_Description of the task_. Determine which lines contain the word "JSON", then copy those lines.

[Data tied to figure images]
____________________

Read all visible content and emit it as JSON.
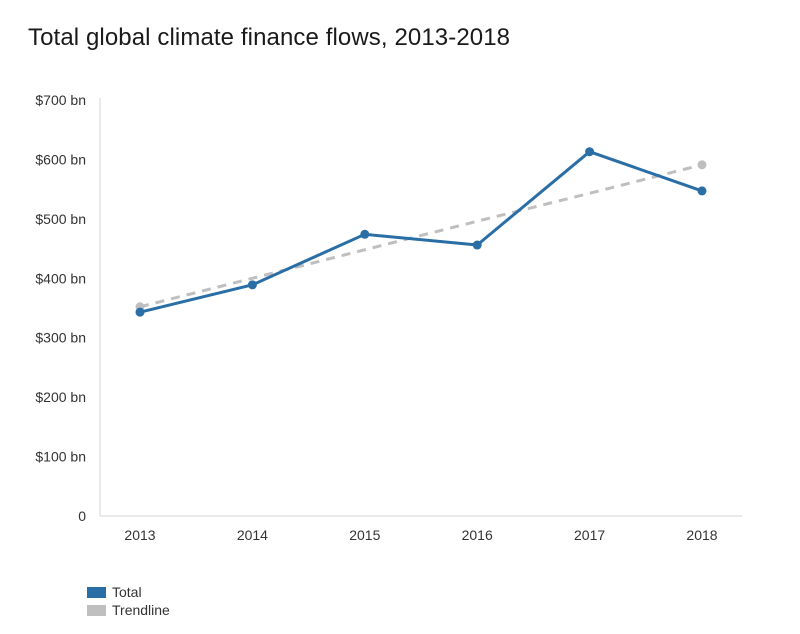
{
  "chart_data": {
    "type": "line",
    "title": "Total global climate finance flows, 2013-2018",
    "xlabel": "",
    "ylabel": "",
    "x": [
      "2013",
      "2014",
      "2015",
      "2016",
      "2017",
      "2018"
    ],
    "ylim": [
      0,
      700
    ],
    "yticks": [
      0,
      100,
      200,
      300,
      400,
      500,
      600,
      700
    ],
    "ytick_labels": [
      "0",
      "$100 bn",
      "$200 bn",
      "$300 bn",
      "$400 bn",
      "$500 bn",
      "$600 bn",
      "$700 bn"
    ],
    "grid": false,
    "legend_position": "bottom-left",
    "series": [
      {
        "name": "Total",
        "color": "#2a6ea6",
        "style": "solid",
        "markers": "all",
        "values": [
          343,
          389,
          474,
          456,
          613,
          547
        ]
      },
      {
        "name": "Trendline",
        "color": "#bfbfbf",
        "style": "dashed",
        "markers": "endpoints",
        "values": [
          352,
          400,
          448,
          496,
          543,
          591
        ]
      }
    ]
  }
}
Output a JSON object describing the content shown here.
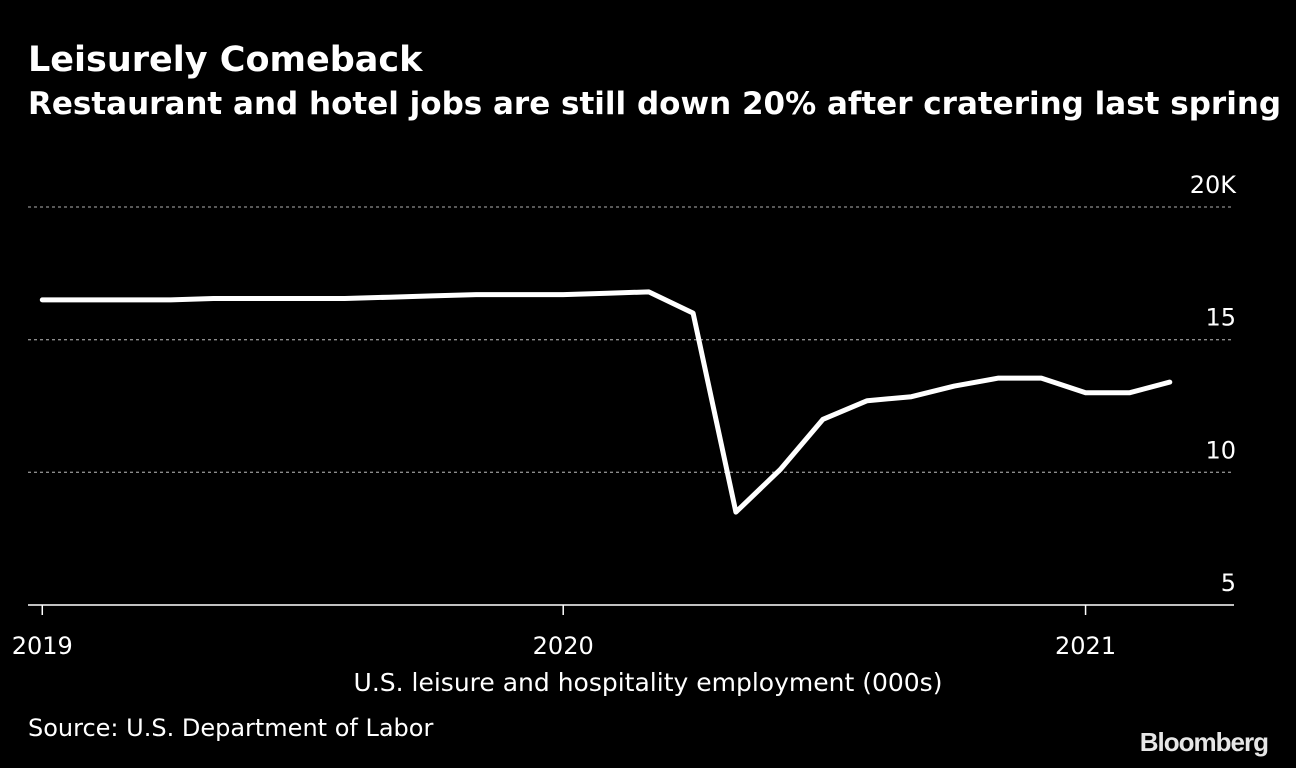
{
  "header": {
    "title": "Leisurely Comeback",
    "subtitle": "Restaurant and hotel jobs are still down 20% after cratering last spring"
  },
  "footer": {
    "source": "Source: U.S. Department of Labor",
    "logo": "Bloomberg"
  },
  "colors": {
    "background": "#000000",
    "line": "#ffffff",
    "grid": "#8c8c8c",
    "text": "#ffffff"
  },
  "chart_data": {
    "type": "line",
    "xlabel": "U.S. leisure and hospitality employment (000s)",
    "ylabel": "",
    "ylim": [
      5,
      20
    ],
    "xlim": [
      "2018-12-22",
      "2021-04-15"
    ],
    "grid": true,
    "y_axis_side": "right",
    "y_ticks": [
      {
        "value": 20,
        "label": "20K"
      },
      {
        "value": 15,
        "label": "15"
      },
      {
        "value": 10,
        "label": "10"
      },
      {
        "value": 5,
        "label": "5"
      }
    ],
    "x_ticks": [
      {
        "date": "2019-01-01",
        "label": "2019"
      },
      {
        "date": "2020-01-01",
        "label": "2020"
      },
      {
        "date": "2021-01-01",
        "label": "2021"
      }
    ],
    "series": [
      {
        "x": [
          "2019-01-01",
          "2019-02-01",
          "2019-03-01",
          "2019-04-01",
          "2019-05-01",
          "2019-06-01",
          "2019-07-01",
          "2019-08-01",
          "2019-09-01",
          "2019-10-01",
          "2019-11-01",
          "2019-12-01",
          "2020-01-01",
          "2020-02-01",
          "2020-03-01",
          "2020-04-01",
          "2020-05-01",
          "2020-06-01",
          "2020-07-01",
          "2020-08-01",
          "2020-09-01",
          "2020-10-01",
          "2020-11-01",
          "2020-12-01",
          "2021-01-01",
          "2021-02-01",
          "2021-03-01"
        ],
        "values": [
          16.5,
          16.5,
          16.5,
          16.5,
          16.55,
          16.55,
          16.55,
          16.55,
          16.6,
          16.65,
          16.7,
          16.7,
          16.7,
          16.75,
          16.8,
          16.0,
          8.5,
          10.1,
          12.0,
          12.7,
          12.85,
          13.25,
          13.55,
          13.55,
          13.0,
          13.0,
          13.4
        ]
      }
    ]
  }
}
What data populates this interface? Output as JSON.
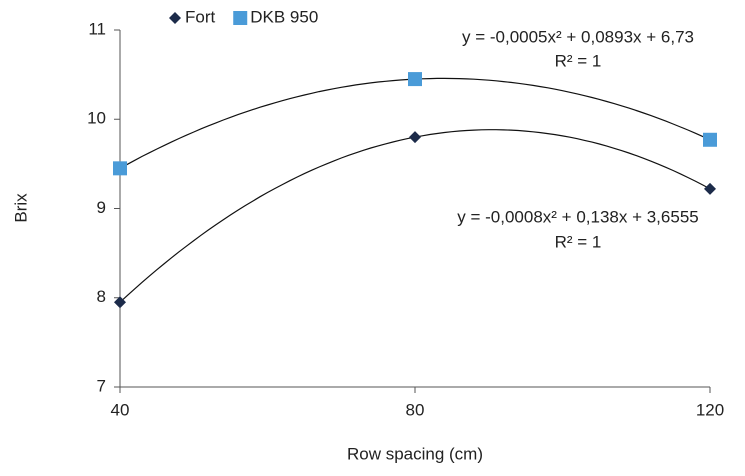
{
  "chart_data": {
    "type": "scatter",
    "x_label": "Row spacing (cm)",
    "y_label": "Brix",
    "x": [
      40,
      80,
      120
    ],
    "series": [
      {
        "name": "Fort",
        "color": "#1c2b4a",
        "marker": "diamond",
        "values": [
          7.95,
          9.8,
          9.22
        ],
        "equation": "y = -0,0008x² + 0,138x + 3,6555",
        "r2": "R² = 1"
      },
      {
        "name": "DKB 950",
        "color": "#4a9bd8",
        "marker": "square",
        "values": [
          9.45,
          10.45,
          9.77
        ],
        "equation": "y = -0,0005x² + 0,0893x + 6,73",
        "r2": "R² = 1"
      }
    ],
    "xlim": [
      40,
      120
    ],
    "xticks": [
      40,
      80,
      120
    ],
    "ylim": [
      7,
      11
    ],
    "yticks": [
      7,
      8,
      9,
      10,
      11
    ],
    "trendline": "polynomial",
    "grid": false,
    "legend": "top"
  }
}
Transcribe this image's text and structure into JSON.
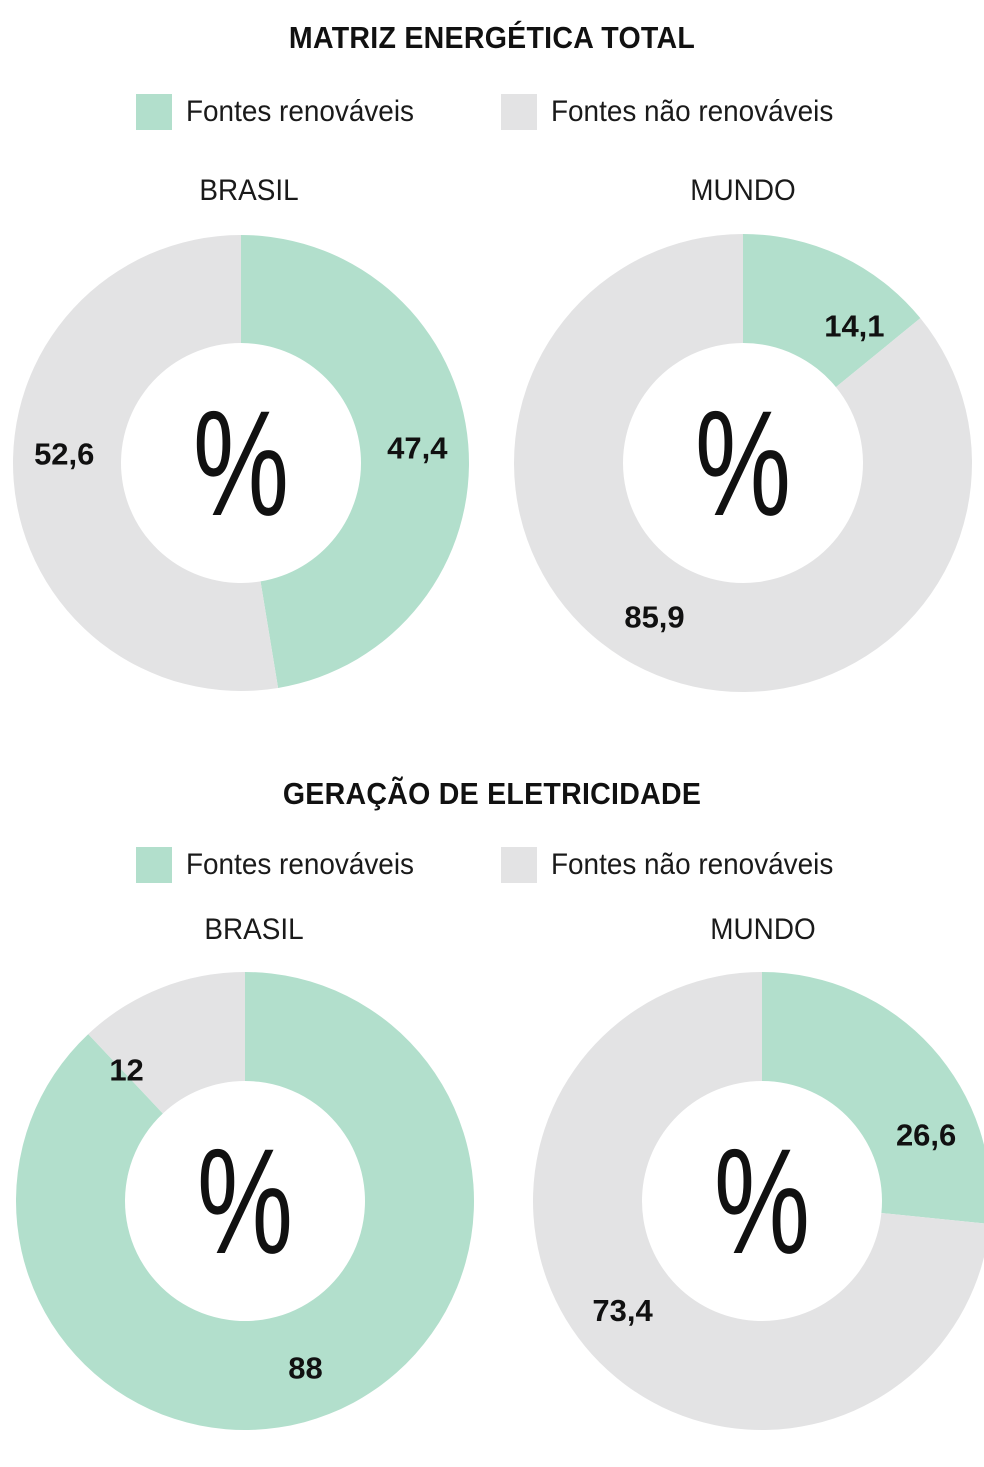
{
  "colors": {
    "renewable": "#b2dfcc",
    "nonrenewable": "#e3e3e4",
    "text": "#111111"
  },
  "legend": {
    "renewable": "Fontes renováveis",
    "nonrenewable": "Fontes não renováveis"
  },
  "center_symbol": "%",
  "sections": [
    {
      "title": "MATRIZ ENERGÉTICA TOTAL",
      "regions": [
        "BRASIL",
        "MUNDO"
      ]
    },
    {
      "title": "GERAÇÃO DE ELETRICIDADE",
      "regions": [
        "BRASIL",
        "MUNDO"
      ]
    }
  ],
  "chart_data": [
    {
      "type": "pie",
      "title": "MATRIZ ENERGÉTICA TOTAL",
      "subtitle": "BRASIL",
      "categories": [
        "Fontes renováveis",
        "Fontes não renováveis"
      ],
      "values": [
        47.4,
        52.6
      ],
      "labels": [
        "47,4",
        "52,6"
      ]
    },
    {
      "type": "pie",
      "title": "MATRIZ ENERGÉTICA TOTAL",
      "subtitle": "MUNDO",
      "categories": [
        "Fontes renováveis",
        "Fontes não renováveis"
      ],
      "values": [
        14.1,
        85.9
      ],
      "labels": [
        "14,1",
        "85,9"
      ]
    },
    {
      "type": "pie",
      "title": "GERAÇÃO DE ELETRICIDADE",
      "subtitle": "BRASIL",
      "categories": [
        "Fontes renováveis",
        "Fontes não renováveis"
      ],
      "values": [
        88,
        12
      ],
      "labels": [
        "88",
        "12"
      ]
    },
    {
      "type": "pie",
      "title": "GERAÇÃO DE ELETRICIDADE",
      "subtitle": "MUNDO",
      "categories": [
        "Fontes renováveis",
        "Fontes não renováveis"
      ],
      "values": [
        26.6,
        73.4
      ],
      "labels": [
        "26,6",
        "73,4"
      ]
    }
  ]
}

____________________

_Reply to the exercise_.
Read all visible content and emit it as JSON.
Output a JSON object describing the content shown here.
What data populates this interface? Output as JSON.
Transcribe this image's text and structure into JSON.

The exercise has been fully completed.